Set exercise 1 —
From the graph transformers text, list each matrix that the "Graph Laplacian Magic" section names, with its symbol.
Set exercise 2 —
Rewrite the graph transformers paragraph that starts "Let's assume that we have three tokens" as a short list, keeping each token's feature value.

Provided passage —
- - - -

# Graph Transformers

## Self-Attention as Message Passing

Let's assume that we have three tokens with scalar features:
$$x_1 = 1, \quad x_2 = 2, \quad x_3 = 0$$

Note: This is a toy model. In practice, token features are high-dimensional vectors.

For simplicity, we define $W^Q=W^K=W^V=I$, therefore:
$$q_i = x_i,\quad k_i = x_i,\quad v_i = x_i$$

And the self-attention update for token 1:
$$z_1 = \sum_{j=1}^3 \alpha_{1j} v_j, \quad \alpha_{1j} = \frac{e^{q_1 k_j}}{\sum_{\ell} e^{q_1 k_\ell}}$$

Before doing any math, answer:

1. Which token do you expect token 1 to pay most attention to?
2. Which token should receive the least attention from others?

Now, compute and answer:

3. All $\alpha_{1j}$ and then $z_1$. Describe what $z_1$ represents in this example.
4. Are $\alpha_{12}$ and $\alpha_{21}$ equal? What does this say about attention as an "edge weight"?
5. What happens if all $x_i$ are equal? What kind of GNN is this equivalent to?
6. What changes in the self-attention mechanism when moving from a Transformer to a GAT?

## Graph Laplacian Magic

In previous lectures, we used the Laplacian matrix $L$, but what does it actually mean?

Given an undirected graph with adjacency matrix $A$ and degree matrix $D$, $L$ is defined as:
$$L = D - A$$

Consider the following path graph of $3$ nodes:

![alt text](assets/w8_path.png "G")

- - - -

Provided data —
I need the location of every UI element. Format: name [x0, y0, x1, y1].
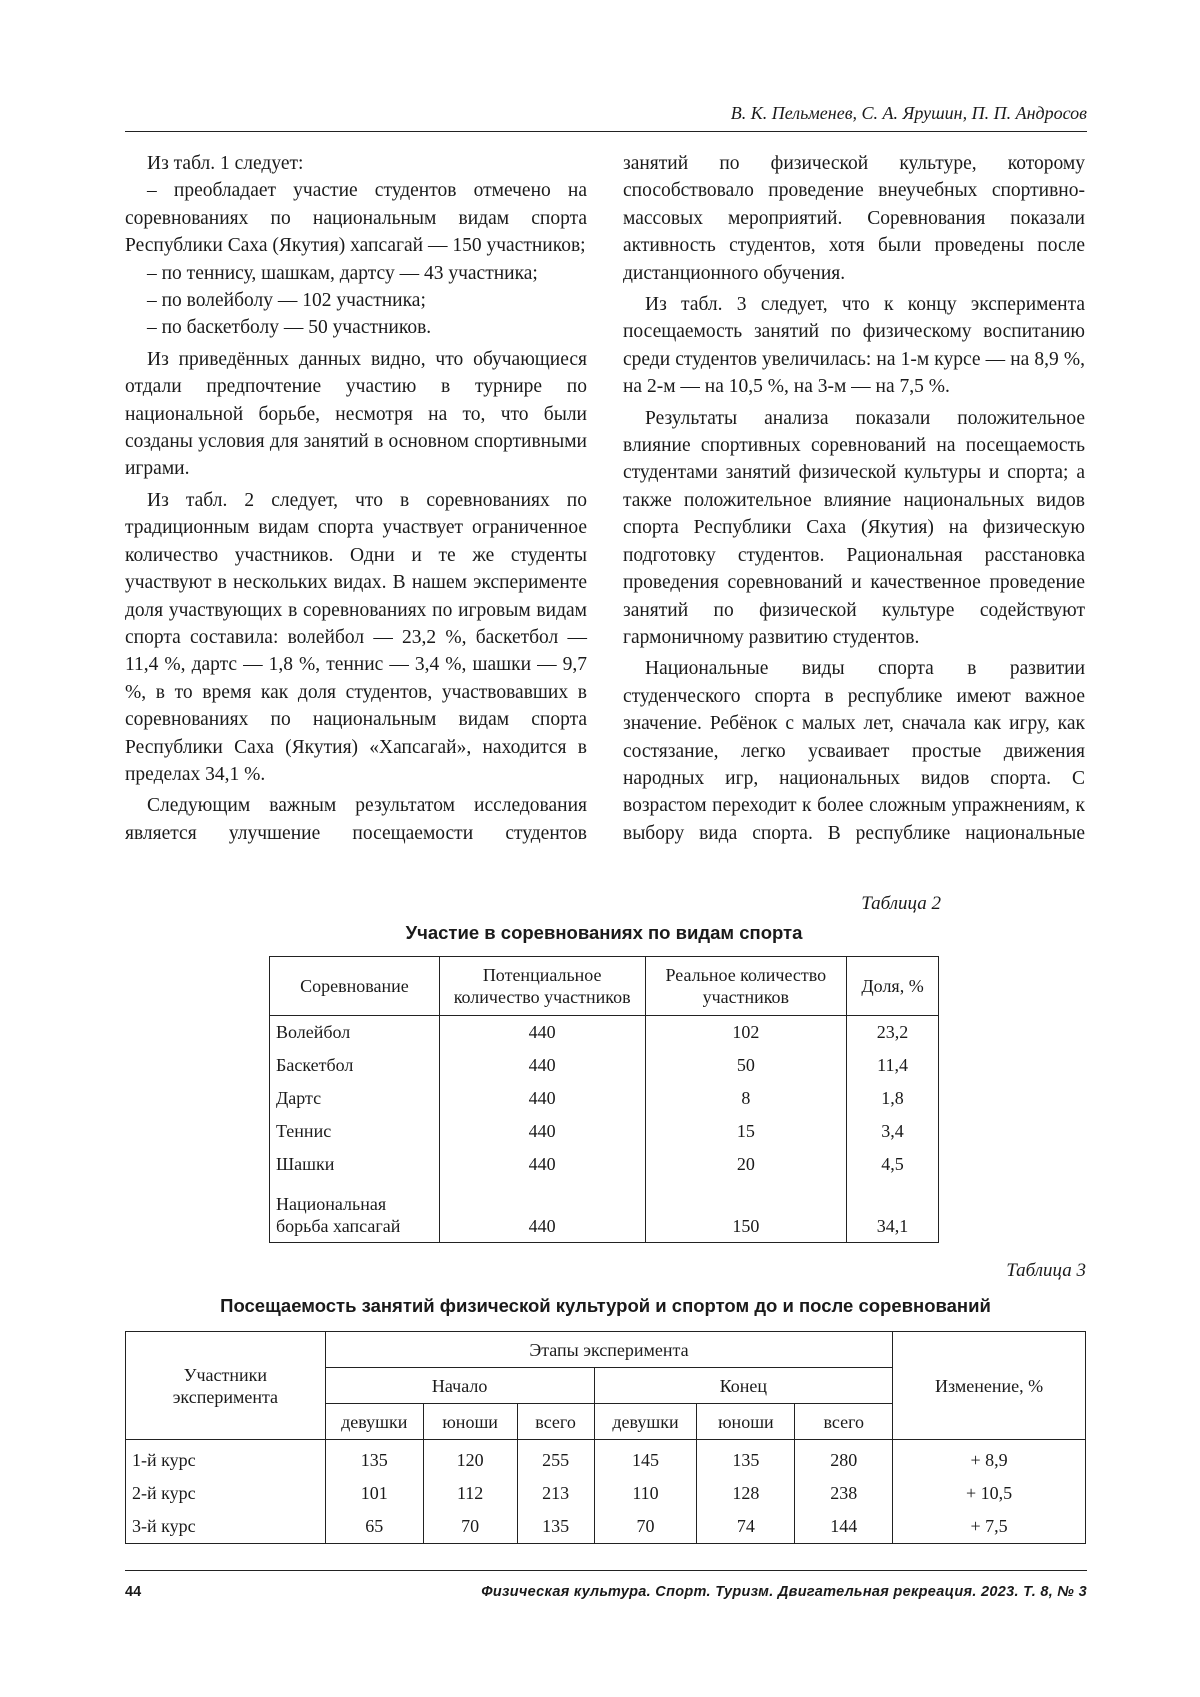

- - - -

Exercise solution 1 —
- Laplacian matrix, $L$
- Adjacency matrix, $A$
- Degree matrix, $D$

Exercise solution 2 —
Three tokens with scalar features:
- $x_1 = 1$
- $x_2 = 2$
- $x_3 = 0$